What is asked:
The records below must be duplicated exactly, character for character.

** start of Working data **

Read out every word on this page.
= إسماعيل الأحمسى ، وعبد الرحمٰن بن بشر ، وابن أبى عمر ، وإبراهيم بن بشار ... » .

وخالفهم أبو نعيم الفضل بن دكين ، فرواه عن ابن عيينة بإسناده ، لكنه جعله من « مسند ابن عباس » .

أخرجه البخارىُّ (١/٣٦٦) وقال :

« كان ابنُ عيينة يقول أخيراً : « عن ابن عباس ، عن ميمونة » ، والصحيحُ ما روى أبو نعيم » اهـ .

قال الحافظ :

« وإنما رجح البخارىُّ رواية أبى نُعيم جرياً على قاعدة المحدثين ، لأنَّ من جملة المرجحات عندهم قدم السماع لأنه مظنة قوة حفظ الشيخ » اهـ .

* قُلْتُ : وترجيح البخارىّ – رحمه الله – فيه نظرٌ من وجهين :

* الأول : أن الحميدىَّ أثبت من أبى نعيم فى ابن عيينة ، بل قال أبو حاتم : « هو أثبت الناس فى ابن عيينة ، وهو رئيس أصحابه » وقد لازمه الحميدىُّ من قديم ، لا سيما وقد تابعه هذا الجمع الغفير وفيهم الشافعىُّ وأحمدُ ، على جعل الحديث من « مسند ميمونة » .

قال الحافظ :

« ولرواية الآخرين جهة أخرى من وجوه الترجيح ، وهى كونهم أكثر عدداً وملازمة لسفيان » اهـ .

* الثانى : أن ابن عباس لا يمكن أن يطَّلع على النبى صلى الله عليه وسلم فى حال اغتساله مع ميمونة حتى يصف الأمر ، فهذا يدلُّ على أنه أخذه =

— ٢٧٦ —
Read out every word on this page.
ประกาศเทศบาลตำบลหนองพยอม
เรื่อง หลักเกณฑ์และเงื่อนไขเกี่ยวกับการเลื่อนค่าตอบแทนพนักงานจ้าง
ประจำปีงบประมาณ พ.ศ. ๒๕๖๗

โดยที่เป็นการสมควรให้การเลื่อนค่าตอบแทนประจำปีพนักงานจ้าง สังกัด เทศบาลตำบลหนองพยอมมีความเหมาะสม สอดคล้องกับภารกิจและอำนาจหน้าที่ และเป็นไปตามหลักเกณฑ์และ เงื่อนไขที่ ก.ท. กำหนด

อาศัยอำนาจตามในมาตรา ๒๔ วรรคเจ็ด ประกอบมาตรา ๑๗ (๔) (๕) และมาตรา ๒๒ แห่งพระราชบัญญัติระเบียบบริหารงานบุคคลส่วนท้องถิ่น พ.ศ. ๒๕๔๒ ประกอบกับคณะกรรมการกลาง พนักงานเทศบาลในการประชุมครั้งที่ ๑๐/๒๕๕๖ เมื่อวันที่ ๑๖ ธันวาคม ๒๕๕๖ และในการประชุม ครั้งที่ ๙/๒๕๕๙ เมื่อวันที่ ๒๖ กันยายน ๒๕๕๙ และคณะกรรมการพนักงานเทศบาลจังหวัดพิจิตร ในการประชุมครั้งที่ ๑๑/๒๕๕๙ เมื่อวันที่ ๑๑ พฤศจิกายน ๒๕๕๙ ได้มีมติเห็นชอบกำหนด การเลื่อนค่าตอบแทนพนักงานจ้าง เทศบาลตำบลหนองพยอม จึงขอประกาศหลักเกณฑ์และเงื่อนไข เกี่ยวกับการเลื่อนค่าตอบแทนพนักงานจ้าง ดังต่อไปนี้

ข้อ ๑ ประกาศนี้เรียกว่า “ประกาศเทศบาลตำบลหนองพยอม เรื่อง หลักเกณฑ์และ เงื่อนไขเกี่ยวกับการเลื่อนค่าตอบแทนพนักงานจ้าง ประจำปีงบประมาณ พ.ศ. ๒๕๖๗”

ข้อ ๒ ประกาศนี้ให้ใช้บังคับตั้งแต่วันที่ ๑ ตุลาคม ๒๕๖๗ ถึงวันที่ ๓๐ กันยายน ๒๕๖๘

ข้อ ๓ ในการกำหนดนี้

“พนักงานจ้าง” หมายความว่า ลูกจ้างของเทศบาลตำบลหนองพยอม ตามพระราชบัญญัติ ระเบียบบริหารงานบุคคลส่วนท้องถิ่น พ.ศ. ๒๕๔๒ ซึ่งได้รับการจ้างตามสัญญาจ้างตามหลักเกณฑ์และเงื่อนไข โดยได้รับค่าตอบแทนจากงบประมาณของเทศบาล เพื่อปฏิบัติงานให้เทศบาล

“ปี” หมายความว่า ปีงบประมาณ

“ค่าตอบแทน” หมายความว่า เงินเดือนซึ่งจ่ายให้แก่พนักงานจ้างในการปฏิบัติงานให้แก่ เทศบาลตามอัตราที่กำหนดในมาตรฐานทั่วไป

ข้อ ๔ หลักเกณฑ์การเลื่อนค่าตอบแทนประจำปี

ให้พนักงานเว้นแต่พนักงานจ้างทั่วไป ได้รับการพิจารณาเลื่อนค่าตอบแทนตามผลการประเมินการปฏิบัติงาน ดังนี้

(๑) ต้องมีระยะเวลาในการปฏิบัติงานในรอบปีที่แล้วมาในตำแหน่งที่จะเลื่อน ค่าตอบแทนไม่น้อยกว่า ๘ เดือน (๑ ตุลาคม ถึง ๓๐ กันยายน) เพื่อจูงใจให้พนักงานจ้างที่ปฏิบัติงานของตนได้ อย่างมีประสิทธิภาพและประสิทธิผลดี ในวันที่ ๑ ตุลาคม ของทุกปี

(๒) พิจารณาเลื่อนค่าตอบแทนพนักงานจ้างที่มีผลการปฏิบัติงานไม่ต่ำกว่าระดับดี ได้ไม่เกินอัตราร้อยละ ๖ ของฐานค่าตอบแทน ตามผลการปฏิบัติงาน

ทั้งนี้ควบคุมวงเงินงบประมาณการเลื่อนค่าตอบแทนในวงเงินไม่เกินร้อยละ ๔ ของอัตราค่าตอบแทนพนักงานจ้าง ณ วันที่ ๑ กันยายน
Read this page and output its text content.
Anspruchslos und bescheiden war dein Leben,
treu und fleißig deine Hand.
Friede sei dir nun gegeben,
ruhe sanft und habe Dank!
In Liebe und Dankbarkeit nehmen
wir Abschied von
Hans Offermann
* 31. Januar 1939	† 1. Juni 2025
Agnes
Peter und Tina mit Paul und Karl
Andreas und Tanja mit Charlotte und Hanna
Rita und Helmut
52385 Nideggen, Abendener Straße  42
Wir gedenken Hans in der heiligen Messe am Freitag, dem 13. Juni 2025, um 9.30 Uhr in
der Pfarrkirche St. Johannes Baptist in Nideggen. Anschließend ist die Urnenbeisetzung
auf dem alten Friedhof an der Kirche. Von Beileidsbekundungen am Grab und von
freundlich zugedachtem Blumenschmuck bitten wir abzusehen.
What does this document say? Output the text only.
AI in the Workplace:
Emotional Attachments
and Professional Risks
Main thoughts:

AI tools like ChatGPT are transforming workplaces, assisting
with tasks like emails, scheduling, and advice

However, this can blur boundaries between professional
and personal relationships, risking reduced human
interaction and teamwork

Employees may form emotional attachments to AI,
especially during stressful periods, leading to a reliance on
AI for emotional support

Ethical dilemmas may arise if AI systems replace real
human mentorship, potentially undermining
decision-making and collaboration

** end of Working data **

Written response:
Read out every word on this page.
= إسماعيل الأحمسى ، وعبد الرحمٰن بن بشر ، وابن أبى عمر ، وإبراهيم بن بشار ... » .

وخالفهم أبو نعيم الفضل بن دكين ، فرواه عن ابن عيينة بإسناده ، لكنه جعله من « مسند ابن عباس » .

أخرجه البخارىُّ (١/٣٦٦) وقال :

« كان ابنُ عيينة يقول أخيراً : « عن ابن عباس ، عن ميمونة » ، والصحيحُ ما روى أبو نعيم » اهـ .

قال الحافظ :

« وإنما رجح البخارىُّ رواية أبى نُعيم جرياً على قاعدة المحدثين ، لأنَّ من جملة المرجحات عندهم قدم السماع لأنه مظنة قوة حفظ الشيخ » اهـ .

* قُلْتُ : وترجيح البخارىّ – رحمه الله – فيه نظرٌ من وجهين :

* الأول : أن الحميدىَّ أثبت من أبى نعيم فى ابن عيينة ، بل قال أبو حاتم : « هو أثبت الناس فى ابن عيينة ، وهو رئيس أصحابه » وقد لازمه الحميدىُّ من قديم ، لا سيما وقد تابعه هذا الجمع الغفير وفيهم الشافعىُّ وأحمدُ ، على جعل الحديث من « مسند ميمونة » .

قال الحافظ :

« ولرواية الآخرين جهة أخرى من وجوه الترجيح ، وهى كونهم أكثر عدداً وملازمة لسفيان » اهـ .

* الثانى : أن ابن عباس لا يمكن أن يطَّلع على النبى صلى الله عليه وسلم فى حال اغتساله مع ميمونة حتى يصف الأمر ، فهذا يدلُّ على أنه أخذه =

— ٢٧٦ —
Read out every word on this page.
ประกาศเทศบาลตำบลหนองพยอม
เรื่อง หลักเกณฑ์และเงื่อนไขเกี่ยวกับการเลื่อนค่าตอบแทนพนักงานจ้าง
ประจำปีงบประมาณ พ.ศ. ๒๕๖๗

โดยที่เป็นการสมควรให้การเลื่อนค่าตอบแทนประจำปีพนักงานจ้าง สังกัด เทศบาลตำบลหนองพยอมมีความเหมาะสม สอดคล้องกับภารกิจและอำนาจหน้าที่ และเป็นไปตามหลักเกณฑ์และ เงื่อนไขที่ ก.ท. กำหนด

อาศัยอำนาจตามในมาตรา ๒๔ วรรคเจ็ด ประกอบมาตรา ๑๗ (๔) (๕) และมาตรา ๒๒ แห่งพระราชบัญญัติระเบียบบริหารงานบุคคลส่วนท้องถิ่น พ.ศ. ๒๕๔๒ ประกอบกับคณะกรรมการกลาง พนักงานเทศบาลในการประชุมครั้งที่ ๑๐/๒๕๕๖ เมื่อวันที่ ๑๖ ธันวาคม ๒๕๕๖ และในการประชุม ครั้งที่ ๙/๒๕๕๙ เมื่อวันที่ ๒๖ กันยายน ๒๕๕๙ และคณะกรรมการพนักงานเทศบาลจังหวัดพิจิตร ในการประชุมครั้งที่ ๑๑/๒๕๕๙ เมื่อวันที่ ๑๑ พฤศจิกายน ๒๕๕๙ ได้มีมติเห็นชอบกำหนด การเลื่อนค่าตอบแทนพนักงานจ้าง เทศบาลตำบลหนองพยอม จึงขอประกาศหลักเกณฑ์และเงื่อนไข เกี่ยวกับการเลื่อนค่าตอบแทนพนักงานจ้าง ดังต่อไปนี้

ข้อ ๑ ประกาศนี้เรียกว่า “ประกาศเทศบาลตำบลหนองพยอม เรื่อง หลักเกณฑ์และ เงื่อนไขเกี่ยวกับการเลื่อนค่าตอบแทนพนักงานจ้าง ประจำปีงบประมาณ พ.ศ. ๒๕๖๗”

ข้อ ๒ ประกาศนี้ให้ใช้บังคับตั้งแต่วันที่ ๑ ตุลาคม ๒๕๖๗ ถึงวันที่ ๓๐ กันยายน ๒๕๖๘

ข้อ ๓ ในการกำหนดนี้

“พนักงานจ้าง” หมายความว่า ลูกจ้างของเทศบาลตำบลหนองพยอม ตามพระราชบัญญัติ ระเบียบบริหารงานบุคคลส่วนท้องถิ่น พ.ศ. ๒๕๔๒ ซึ่งได้รับการจ้างตามสัญญาจ้างตามหลักเกณฑ์และเงื่อนไข โดยได้รับค่าตอบแทนจากงบประมาณของเทศบาล เพื่อปฏิบัติงานให้เทศบาล

“ปี” หมายความว่า ปีงบประมาณ

“ค่าตอบแทน” หมายความว่า เงินเดือนซึ่งจ่ายให้แก่พนักงานจ้างในการปฏิบัติงานให้แก่ เทศบาลตามอัตราที่กำหนดในมาตรฐานทั่วไป

ข้อ ๔ หลักเกณฑ์การเลื่อนค่าตอบแทนประจำปี

ให้พนักงานเว้นแต่พนักงานจ้างทั่วไป ได้รับการพิจารณาเลื่อนค่าตอบแทนตามผลการประเมินการปฏิบัติงาน ดังนี้

(๑) ต้องมีระยะเวลาในการปฏิบัติงานในรอบปีที่แล้วมาในตำแหน่งที่จะเลื่อน ค่าตอบแทนไม่น้อยกว่า ๘ เดือน (๑ ตุลาคม ถึง ๓๐ กันยายน) เพื่อจูงใจให้พนักงานจ้างที่ปฏิบัติงานของตนได้ อย่างมีประสิทธิภาพและประสิทธิผลดี ในวันที่ ๑ ตุลาคม ของทุกปี

(๒) พิจารณาเลื่อนค่าตอบแทนพนักงานจ้างที่มีผลการปฏิบัติงานไม่ต่ำกว่าระดับดี ได้ไม่เกินอัตราร้อยละ ๖ ของฐานค่าตอบแทน ตามผลการปฏิบัติงาน

ทั้งนี้ควบคุมวงเงินงบประมาณการเลื่อนค่าตอบแทนในวงเงินไม่เกินร้อยละ ๔ ของอัตราค่าตอบแทนพนักงานจ้าง ณ วันที่ ๑ กันยายน
Read this page and output its text content.
Anspruchslos und bescheiden war dein Leben,
treu und fleißig deine Hand.
Friede sei dir nun gegeben,
ruhe sanft und habe Dank!
In Liebe und Dankbarkeit nehmen
wir Abschied von
Hans Offermann
* 31. Januar 1939	† 1. Juni 2025
Agnes
Peter und Tina mit Paul und Karl
Andreas und Tanja mit Charlotte und Hanna
Rita und Helmut
52385 Nideggen, Abendener Straße  42
Wir gedenken Hans in der heiligen Messe am Freitag, dem 13. Juni 2025, um 9.30 Uhr in
der Pfarrkirche St. Johannes Baptist in Nideggen. Anschließend ist die Urnenbeisetzung
auf dem alten Friedhof an der Kirche. Von Beileidsbekundungen am Grab und von
freundlich zugedachtem Blumenschmuck bitten wir abzusehen.
What does this document say? Output the text only.
AI in the Workplace:
Emotional Attachments
and Professional Risks
Main thoughts:

AI tools like ChatGPT are transforming workplaces, assisting
with tasks like emails, scheduling, and advice

However, this can blur boundaries between professional
and personal relationships, risking reduced human
interaction and teamwork

Employees may form emotional attachments to AI,
especially during stressful periods, leading to a reliance on
AI for emotional support

Ethical dilemmas may arise if AI systems replace real
human mentorship, potentially undermining
decision-making and collaboration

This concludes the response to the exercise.